• WORK TO DO: Below are records to repeat exactly. Omit the pictures from the copy.

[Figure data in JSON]
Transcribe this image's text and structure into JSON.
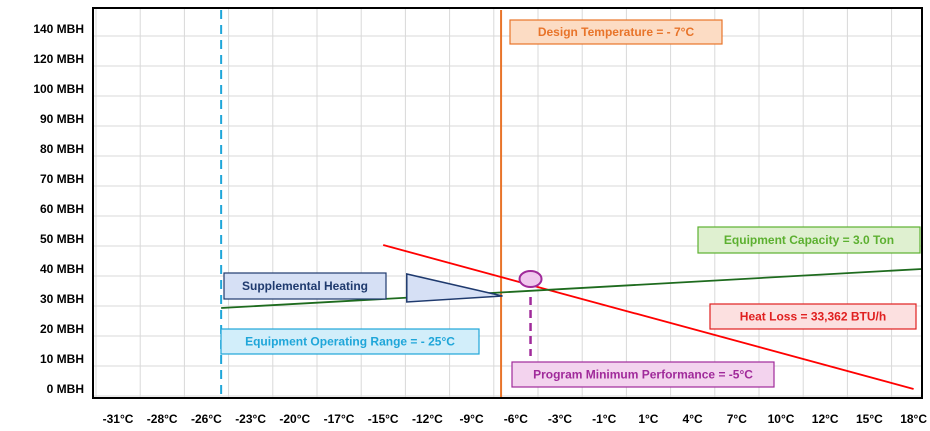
{
  "chart_data": {
    "type": "line",
    "y_ticks": [
      "0 MBH",
      "10 MBH",
      "20 MBH",
      "30 MBH",
      "40 MBH",
      "50 MBH",
      "60 MBH",
      "70 MBH",
      "80 MBH",
      "90 MBH",
      "100 MBH",
      "120 MBH",
      "140 MBH"
    ],
    "x_ticks": [
      "-31°C",
      "-28°C",
      "-26°C",
      "-23°C",
      "-20°C",
      "-17°C",
      "-15°C",
      "-12°C",
      "-9°C",
      "-6°C",
      "-3°C",
      "-1°C",
      "1°C",
      "4°C",
      "7°C",
      "10°C",
      "12°C",
      "15°C",
      "18°C"
    ],
    "grid": true,
    "series": [
      {
        "name": "Heat Loss = 33,362 BTU/h",
        "color": "#ff0000",
        "points": [
          [
            -15,
            48
          ],
          [
            18,
            0
          ]
        ]
      },
      {
        "name": "Equipment Capacity = 3.0 Ton",
        "color": "#1e6b1e",
        "points": [
          [
            -25,
            27
          ],
          [
            19,
            40
          ]
        ]
      }
    ],
    "vlines": [
      {
        "label": "Design Temperature = - 7°C",
        "x": -7,
        "color": "#e8742a",
        "style": "solid"
      },
      {
        "label": "Equipment Operating Range =  - 25°C",
        "x": -25,
        "color": "#1fa6d9",
        "style": "dashed"
      }
    ],
    "annotations": [
      {
        "label": "Supplemental  Heating",
        "fill": "#d6e0f5",
        "border": "#1f3a6e",
        "text": "#1f3a6e"
      },
      {
        "label": "Design Temperature = - 7°C",
        "fill": "#fcdcc4",
        "border": "#e8742a",
        "text": "#e8742a"
      },
      {
        "label": "Equipment Capacity = 3.0 Ton",
        "fill": "#dff0d0",
        "border": "#5cb030",
        "text": "#5cb030"
      },
      {
        "label": "Heat Loss = 33,362 BTU/h",
        "fill": "#fce0e0",
        "border": "#e02020",
        "text": "#e02020"
      },
      {
        "label": "Equipment Operating Range =  - 25°C",
        "fill": "#d2eefa",
        "border": "#1fa6d9",
        "text": "#1fa6d9"
      },
      {
        "label": "Program Minimum Performance = -5°C",
        "fill": "#f3d3ee",
        "border": "#a02a9a",
        "text": "#a02a9a"
      }
    ],
    "marker": {
      "x": -5,
      "y": 34,
      "color": "#a02a9a",
      "fill": "#f0c8ee"
    }
  }
}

• ANSWER TO THE EXERCISE:
Transcribe this image's text and structure into JSON.
{
  "chart_data": {
    "type": "line",
    "y_ticks": [
      "0 MBH",
      "10 MBH",
      "20 MBH",
      "30 MBH",
      "40 MBH",
      "50 MBH",
      "60 MBH",
      "70 MBH",
      "80 MBH",
      "90 MBH",
      "100 MBH",
      "120 MBH",
      "140 MBH"
    ],
    "x_ticks": [
      "-31°C",
      "-28°C",
      "-26°C",
      "-23°C",
      "-20°C",
      "-17°C",
      "-15°C",
      "-12°C",
      "-9°C",
      "-6°C",
      "-3°C",
      "-1°C",
      "1°C",
      "4°C",
      "7°C",
      "10°C",
      "12°C",
      "15°C",
      "18°C"
    ],
    "grid": true,
    "series": [
      {
        "name": "Heat Loss = 33,362 BTU/h",
        "color": "#ff0000",
        "points": [
          [
            -15,
            48
          ],
          [
            18,
            0
          ]
        ]
      },
      {
        "name": "Equipment Capacity = 3.0 Ton",
        "color": "#1e6b1e",
        "points": [
          [
            -25,
            27
          ],
          [
            19,
            40
          ]
        ]
      }
    ],
    "vlines": [
      {
        "label": "Design Temperature = - 7°C",
        "x": -7,
        "color": "#e8742a",
        "style": "solid"
      },
      {
        "label": "Equipment Operating Range =  - 25°C",
        "x": -25,
        "color": "#1fa6d9",
        "style": "dashed"
      }
    ],
    "annotations": [
      {
        "label": "Supplemental  Heating",
        "fill": "#d6e0f5",
        "border": "#1f3a6e",
        "text": "#1f3a6e"
      },
      {
        "label": "Design Temperature = - 7°C",
        "fill": "#fcdcc4",
        "border": "#e8742a",
        "text": "#e8742a"
      },
      {
        "label": "Equipment Capacity = 3.0 Ton",
        "fill": "#dff0d0",
        "border": "#5cb030",
        "text": "#5cb030"
      },
      {
        "label": "Heat Loss = 33,362 BTU/h",
        "fill": "#fce0e0",
        "border": "#e02020",
        "text": "#e02020"
      },
      {
        "label": "Equipment Operating Range =  - 25°C",
        "fill": "#d2eefa",
        "border": "#1fa6d9",
        "text": "#1fa6d9"
      },
      {
        "label": "Program Minimum Performance = -5°C",
        "fill": "#f3d3ee",
        "border": "#a02a9a",
        "text": "#a02a9a"
      }
    ],
    "marker": {
      "x": -5,
      "y": 34,
      "color": "#a02a9a",
      "fill": "#f0c8ee"
    }
  }
}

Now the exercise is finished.